■ Material for this task
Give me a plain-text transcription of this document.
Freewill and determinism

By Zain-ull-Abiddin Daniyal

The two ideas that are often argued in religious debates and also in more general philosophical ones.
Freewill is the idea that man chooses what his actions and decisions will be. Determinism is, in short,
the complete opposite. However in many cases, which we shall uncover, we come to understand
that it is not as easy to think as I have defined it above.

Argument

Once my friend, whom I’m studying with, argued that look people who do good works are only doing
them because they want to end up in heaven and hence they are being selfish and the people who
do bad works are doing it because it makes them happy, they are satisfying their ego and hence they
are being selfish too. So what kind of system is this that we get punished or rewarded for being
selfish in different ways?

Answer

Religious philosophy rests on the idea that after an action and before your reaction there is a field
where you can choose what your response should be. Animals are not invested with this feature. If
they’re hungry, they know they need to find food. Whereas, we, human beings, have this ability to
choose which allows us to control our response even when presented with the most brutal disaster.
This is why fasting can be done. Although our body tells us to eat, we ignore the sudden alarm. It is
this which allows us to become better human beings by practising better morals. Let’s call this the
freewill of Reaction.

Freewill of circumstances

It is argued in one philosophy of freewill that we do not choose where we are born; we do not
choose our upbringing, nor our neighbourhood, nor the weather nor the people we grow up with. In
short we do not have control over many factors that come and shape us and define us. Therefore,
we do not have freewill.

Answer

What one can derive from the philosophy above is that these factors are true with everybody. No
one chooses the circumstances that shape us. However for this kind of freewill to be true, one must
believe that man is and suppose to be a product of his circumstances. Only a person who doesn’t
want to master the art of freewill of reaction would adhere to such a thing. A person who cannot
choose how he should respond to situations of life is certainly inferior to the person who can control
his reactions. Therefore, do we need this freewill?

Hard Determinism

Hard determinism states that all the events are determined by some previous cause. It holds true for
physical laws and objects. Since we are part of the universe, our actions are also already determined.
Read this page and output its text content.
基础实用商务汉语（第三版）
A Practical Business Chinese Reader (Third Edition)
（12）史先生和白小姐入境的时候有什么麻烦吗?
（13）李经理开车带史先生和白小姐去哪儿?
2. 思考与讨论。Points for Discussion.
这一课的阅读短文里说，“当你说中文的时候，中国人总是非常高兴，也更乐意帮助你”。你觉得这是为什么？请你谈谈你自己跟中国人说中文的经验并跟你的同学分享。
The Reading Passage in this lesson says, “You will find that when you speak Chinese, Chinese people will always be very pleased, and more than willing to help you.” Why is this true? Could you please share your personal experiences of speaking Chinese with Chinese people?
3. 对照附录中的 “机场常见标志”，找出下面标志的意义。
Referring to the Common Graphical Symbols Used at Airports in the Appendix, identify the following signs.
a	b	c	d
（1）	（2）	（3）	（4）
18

■ Aim of the task
Transcribe the material exactly as it reads.

■ Result of the exercise
Give me a plain-text transcription of this document.
Freewill and determinism

By Zain-ull-Abiddin Daniyal

The two ideas that are often argued in religious debates and also in more general philosophical ones.
Freewill is the idea that man chooses what his actions and decisions will be. Determinism is, in short,
the complete opposite. However in many cases, which we shall uncover, we come to understand
that it is not as easy to think as I have defined it above.

Argument

Once my friend, whom I’m studying with, argued that look people who do good works are only doing
them because they want to end up in heaven and hence they are being selfish and the people who
do bad works are doing it because it makes them happy, they are satisfying their ego and hence they
are being selfish too. So what kind of system is this that we get punished or rewarded for being
selfish in different ways?

Answer

Religious philosophy rests on the idea that after an action and before your reaction there is a field
where you can choose what your response should be. Animals are not invested with this feature. If
they’re hungry, they know they need to find food. Whereas, we, human beings, have this ability to
choose which allows us to control our response even when presented with the most brutal disaster.
This is why fasting can be done. Although our body tells us to eat, we ignore the sudden alarm. It is
this which allows us to become better human beings by practising better morals. Let’s call this the
freewill of Reaction.

Freewill of circumstances

It is argued in one philosophy of freewill that we do not choose where we are born; we do not
choose our upbringing, nor our neighbourhood, nor the weather nor the people we grow up with. In
short we do not have control over many factors that come and shape us and define us. Therefore,
we do not have freewill.

Answer

What one can derive from the philosophy above is that these factors are true with everybody. No
one chooses the circumstances that shape us. However for this kind of freewill to be true, one must
believe that man is and suppose to be a product of his circumstances. Only a person who doesn’t
want to master the art of freewill of reaction would adhere to such a thing. A person who cannot
choose how he should respond to situations of life is certainly inferior to the person who can control
his reactions. Therefore, do we need this freewill?

Hard Determinism

Hard determinism states that all the events are determined by some previous cause. It holds true for
physical laws and objects. Since we are part of the universe, our actions are also already determined.
Read this page and output its text content.
基础实用商务汉语（第三版）
A Practical Business Chinese Reader (Third Edition)
（12）史先生和白小姐入境的时候有什么麻烦吗?
（13）李经理开车带史先生和白小姐去哪儿?
2. 思考与讨论。Points for Discussion.
这一课的阅读短文里说，“当你说中文的时候，中国人总是非常高兴，也更乐意帮助你”。你觉得这是为什么？请你谈谈你自己跟中国人说中文的经验并跟你的同学分享。
The Reading Passage in this lesson says, “You will find that when you speak Chinese, Chinese people will always be very pleased, and more than willing to help you.” Why is this true? Could you please share your personal experiences of speaking Chinese with Chinese people?
3. 对照附录中的 “机场常见标志”，找出下面标志的意义。
Referring to the Common Graphical Symbols Used at Airports in the Appendix, identify the following signs.
a	b	c	d
（1）	（2）	（3）	（4）
18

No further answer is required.